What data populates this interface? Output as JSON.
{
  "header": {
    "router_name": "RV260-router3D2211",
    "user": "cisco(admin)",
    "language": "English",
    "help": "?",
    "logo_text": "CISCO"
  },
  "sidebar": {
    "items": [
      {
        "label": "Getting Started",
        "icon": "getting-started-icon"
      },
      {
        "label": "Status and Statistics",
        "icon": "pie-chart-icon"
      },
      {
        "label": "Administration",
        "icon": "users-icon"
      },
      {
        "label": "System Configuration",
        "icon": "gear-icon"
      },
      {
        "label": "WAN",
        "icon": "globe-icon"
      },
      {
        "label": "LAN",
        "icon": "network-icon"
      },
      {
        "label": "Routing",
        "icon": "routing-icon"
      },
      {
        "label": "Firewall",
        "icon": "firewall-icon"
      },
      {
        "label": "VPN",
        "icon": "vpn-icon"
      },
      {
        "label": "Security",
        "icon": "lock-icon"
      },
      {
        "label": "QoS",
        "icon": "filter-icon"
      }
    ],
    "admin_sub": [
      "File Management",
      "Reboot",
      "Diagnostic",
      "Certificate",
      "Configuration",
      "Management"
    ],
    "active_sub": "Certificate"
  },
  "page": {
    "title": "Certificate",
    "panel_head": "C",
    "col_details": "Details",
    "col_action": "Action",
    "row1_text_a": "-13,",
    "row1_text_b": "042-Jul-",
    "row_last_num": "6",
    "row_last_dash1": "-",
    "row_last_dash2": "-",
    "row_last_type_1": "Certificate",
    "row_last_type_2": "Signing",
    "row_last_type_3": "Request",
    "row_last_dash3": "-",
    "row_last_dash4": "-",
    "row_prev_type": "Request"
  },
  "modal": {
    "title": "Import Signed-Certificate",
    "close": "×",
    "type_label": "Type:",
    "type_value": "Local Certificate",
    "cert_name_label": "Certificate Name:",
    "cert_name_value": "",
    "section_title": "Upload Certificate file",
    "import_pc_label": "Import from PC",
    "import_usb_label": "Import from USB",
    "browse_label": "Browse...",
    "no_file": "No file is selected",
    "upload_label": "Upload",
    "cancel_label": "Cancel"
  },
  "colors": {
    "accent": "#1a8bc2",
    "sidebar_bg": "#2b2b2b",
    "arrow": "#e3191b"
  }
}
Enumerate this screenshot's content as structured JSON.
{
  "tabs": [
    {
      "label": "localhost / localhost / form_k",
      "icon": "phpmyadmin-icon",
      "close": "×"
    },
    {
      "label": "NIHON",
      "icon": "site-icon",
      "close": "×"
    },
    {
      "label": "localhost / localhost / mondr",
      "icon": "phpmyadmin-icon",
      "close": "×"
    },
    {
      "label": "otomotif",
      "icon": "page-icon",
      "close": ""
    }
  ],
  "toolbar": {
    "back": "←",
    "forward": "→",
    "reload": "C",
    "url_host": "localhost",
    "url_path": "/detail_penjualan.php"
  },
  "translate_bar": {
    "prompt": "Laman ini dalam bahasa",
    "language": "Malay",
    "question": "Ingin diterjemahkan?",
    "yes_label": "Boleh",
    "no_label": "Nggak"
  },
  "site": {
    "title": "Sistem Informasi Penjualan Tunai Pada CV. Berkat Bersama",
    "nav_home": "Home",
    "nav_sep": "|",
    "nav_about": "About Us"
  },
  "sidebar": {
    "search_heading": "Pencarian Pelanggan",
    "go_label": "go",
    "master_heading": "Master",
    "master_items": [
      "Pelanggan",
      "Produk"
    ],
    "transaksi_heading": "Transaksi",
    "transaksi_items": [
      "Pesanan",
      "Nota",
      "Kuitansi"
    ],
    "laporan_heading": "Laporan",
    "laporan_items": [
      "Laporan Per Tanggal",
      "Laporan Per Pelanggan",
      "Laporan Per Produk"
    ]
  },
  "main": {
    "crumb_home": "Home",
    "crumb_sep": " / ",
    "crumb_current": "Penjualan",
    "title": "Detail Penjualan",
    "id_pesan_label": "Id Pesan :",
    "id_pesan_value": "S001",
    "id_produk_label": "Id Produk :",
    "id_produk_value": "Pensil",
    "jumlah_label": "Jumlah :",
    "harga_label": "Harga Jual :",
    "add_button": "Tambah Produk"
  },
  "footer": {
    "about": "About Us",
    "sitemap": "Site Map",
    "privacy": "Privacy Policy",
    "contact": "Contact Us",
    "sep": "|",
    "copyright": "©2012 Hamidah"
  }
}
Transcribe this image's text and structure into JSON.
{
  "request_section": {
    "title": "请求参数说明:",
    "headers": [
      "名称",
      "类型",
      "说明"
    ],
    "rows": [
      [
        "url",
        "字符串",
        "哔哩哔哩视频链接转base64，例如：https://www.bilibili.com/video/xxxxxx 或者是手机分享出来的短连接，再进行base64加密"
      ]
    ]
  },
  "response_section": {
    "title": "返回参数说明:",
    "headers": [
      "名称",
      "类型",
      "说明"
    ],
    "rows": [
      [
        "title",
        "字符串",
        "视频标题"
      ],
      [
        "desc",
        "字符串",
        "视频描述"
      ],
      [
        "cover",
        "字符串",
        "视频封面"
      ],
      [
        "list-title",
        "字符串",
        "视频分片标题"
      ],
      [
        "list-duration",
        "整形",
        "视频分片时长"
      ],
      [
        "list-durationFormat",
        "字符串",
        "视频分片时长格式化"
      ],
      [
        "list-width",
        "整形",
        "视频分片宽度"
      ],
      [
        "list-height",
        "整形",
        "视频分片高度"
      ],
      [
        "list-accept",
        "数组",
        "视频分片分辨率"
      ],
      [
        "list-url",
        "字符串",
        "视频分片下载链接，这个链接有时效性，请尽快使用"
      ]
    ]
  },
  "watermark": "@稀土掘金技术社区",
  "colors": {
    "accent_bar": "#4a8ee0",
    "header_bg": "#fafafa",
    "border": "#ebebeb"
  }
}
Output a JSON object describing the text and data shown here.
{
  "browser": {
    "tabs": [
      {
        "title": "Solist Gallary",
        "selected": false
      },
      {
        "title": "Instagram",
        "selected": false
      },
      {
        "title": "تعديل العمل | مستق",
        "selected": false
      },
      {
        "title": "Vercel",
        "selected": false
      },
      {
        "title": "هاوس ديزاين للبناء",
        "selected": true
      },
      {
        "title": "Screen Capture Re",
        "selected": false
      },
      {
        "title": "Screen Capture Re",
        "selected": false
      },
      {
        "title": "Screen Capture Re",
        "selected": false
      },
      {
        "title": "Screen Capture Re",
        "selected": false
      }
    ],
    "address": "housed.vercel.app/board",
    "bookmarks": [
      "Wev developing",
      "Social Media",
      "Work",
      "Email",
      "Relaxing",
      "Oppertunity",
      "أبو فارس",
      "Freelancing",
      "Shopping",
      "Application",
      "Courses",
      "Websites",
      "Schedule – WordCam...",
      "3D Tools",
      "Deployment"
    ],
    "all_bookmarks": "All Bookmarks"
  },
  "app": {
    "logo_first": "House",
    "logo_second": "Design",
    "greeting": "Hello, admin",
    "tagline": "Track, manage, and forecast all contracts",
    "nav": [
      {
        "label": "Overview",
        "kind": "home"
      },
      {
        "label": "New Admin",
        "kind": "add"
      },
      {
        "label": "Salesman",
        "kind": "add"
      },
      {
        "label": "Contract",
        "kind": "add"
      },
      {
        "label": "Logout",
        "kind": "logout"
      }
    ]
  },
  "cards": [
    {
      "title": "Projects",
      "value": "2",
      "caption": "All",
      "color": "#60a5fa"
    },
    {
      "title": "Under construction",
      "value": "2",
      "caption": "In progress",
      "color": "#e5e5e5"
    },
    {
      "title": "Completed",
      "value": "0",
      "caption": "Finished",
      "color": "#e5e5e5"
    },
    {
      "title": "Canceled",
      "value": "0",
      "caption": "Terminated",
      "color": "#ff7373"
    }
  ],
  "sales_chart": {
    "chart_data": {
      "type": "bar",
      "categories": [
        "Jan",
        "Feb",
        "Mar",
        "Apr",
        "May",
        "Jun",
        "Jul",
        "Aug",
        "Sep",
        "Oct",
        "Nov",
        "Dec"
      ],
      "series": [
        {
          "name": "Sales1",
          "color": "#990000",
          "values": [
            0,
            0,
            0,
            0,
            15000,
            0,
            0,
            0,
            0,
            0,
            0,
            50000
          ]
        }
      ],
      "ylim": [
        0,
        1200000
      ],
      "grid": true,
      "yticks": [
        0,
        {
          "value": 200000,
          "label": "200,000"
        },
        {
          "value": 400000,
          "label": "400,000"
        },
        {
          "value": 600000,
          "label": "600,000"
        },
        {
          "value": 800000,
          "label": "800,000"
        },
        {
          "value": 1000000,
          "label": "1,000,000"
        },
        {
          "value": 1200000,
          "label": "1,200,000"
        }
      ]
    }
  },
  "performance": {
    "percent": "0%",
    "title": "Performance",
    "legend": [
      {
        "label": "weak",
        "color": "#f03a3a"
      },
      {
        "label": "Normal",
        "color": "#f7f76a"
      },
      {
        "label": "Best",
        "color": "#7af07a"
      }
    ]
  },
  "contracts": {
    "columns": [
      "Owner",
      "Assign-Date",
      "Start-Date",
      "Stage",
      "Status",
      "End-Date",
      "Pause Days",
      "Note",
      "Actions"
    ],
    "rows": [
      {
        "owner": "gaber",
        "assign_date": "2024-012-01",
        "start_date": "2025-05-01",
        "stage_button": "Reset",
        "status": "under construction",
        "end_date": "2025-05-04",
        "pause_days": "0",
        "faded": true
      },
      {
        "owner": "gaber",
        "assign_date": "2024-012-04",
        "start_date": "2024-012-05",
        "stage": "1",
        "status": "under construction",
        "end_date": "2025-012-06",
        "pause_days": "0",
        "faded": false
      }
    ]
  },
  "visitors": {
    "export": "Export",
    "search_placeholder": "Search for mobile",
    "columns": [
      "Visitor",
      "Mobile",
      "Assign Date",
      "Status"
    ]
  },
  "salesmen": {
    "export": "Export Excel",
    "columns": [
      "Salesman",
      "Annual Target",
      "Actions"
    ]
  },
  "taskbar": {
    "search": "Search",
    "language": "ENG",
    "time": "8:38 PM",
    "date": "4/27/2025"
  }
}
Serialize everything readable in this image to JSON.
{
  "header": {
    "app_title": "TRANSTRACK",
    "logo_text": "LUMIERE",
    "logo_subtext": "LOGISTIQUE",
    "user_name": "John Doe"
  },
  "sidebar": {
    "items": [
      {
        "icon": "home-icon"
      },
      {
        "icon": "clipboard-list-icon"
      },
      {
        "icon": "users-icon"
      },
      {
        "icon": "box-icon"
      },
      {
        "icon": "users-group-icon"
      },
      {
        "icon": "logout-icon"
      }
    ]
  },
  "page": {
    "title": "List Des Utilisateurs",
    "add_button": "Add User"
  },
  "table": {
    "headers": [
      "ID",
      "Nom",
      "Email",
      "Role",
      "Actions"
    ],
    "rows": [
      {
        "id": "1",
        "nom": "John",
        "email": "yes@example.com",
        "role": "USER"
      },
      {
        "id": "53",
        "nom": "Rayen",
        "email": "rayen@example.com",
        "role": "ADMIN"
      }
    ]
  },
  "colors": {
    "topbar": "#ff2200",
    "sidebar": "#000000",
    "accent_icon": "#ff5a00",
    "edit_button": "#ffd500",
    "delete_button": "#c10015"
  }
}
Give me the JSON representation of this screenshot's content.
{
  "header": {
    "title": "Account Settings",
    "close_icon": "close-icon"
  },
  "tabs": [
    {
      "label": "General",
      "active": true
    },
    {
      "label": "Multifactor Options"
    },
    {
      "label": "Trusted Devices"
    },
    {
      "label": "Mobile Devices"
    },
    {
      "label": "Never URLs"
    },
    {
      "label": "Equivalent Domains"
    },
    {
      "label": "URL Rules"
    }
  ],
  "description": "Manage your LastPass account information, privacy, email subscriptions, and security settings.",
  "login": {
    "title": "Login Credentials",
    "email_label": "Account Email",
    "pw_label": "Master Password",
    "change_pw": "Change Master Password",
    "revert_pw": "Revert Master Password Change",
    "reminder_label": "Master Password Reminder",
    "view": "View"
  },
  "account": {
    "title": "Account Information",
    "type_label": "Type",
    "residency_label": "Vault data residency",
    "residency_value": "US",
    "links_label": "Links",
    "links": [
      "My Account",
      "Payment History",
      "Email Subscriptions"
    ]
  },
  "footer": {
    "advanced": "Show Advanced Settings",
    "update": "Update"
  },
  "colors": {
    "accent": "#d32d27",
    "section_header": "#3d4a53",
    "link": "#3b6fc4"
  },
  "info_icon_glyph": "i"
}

##############################

What the task asks –
Your answer should be a single number: the count of lines in the material above that contain "screenshot".

Reply –
2